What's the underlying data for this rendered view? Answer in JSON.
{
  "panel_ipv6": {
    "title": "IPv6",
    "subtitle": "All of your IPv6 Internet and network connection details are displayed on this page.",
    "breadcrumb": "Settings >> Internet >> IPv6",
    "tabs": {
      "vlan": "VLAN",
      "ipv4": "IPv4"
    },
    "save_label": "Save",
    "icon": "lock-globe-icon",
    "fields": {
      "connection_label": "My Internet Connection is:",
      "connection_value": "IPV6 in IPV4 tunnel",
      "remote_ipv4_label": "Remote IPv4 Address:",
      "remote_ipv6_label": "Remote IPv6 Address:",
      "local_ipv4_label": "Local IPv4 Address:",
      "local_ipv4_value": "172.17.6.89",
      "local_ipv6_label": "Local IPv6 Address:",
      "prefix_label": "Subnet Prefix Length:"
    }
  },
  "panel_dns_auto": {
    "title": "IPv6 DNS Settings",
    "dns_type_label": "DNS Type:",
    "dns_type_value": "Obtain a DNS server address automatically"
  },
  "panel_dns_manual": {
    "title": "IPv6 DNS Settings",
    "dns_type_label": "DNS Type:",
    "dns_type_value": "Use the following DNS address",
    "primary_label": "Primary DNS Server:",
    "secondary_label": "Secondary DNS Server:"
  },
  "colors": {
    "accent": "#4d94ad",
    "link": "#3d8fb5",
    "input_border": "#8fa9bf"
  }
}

▶ [What you have to do]
Please repeat the material above, word for word and in full.

▶ [Exercise response]
What's the underlying data for this rendered view? Answer in JSON.
{
  "panel_ipv6": {
    "title": "IPv6",
    "subtitle": "All of your IPv6 Internet and network connection details are displayed on this page.",
    "breadcrumb": "Settings >> Internet >> IPv6",
    "tabs": {
      "vlan": "VLAN",
      "ipv4": "IPv4"
    },
    "save_label": "Save",
    "icon": "lock-globe-icon",
    "fields": {
      "connection_label": "My Internet Connection is:",
      "connection_value": "IPV6 in IPV4 tunnel",
      "remote_ipv4_label": "Remote IPv4 Address:",
      "remote_ipv6_label": "Remote IPv6 Address:",
      "local_ipv4_label": "Local IPv4 Address:",
      "local_ipv4_value": "172.17.6.89",
      "local_ipv6_label": "Local IPv6 Address:",
      "prefix_label": "Subnet Prefix Length:"
    }
  },
  "panel_dns_auto": {
    "title": "IPv6 DNS Settings",
    "dns_type_label": "DNS Type:",
    "dns_type_value": "Obtain a DNS server address automatically"
  },
  "panel_dns_manual": {
    "title": "IPv6 DNS Settings",
    "dns_type_label": "DNS Type:",
    "dns_type_value": "Use the following DNS address",
    "primary_label": "Primary DNS Server:",
    "secondary_label": "Secondary DNS Server:"
  },
  "colors": {
    "accent": "#4d94ad",
    "link": "#3d8fb5",
    "input_border": "#8fa9bf"
  }
}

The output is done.